◆ **What is required**
Pull every line containing "ตรงน" from the entries.

## begin Exercise material

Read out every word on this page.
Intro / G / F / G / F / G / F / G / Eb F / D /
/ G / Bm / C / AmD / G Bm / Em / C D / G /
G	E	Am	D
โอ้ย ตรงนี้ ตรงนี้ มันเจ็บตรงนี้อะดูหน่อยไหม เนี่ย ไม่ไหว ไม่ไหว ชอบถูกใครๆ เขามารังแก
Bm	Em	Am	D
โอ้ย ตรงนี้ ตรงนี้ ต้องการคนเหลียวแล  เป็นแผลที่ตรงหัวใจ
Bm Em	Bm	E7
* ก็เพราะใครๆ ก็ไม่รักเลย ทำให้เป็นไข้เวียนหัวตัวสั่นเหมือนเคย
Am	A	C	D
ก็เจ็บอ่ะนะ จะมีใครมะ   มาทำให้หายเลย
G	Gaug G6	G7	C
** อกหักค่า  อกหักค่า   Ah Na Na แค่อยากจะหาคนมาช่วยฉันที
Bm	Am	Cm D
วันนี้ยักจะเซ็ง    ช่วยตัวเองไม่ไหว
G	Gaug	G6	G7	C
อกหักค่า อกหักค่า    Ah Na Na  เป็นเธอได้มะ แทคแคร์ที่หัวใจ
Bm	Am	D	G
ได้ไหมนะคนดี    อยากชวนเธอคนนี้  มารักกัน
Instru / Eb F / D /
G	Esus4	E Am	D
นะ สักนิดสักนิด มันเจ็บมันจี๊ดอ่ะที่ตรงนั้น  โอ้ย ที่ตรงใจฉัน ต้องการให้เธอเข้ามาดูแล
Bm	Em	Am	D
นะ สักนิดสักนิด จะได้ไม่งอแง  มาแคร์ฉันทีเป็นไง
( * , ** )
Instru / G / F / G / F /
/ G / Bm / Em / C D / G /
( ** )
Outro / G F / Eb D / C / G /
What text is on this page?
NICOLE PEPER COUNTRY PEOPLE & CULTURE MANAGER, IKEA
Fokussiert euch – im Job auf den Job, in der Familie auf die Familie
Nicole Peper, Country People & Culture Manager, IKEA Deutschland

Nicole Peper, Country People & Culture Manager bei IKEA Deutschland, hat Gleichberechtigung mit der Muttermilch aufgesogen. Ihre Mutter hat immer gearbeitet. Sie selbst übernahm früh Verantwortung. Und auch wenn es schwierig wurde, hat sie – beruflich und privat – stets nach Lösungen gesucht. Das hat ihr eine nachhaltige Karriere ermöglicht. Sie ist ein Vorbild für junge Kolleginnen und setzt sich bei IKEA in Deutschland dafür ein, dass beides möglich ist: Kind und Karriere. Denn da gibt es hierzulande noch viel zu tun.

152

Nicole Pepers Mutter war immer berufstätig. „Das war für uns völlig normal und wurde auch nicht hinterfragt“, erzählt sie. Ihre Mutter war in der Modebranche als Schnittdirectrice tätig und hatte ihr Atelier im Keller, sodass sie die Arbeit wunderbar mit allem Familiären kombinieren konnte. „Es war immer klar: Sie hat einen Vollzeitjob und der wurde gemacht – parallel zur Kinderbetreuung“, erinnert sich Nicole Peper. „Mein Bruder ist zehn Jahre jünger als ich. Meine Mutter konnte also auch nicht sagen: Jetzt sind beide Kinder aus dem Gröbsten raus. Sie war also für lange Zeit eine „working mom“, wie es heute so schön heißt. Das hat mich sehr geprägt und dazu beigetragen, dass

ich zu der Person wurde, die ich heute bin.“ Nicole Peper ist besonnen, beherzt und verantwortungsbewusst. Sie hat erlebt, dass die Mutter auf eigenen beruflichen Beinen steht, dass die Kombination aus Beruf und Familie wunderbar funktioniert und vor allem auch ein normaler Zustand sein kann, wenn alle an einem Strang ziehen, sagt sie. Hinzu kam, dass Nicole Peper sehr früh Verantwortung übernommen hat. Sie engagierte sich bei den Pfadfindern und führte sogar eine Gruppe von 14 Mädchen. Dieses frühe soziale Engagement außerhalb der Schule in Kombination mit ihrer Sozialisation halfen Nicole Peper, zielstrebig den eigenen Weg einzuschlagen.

## end Exercise material

◆ **Answer to the exercise**
โอ้ย ตรงนี้ ตรงนี้ มันเจ็บตรงนี้อะดูหน่อยไหม เนี่ย ไม่ไหว ไม่ไหว ชอบถูกใครๆ เขามารังแก
โอ้ย ตรงนี้ ตรงนี้ ต้องการคนเหลียวแล  เป็นแผลที่ตรงหัวใจ
นะ สักนิดสักนิด มันเจ็บมันจี๊ดอ่ะที่ตรงนั้น  โอ้ย ที่ตรงใจฉัน ต้องการให้เธอเข้ามาดูแล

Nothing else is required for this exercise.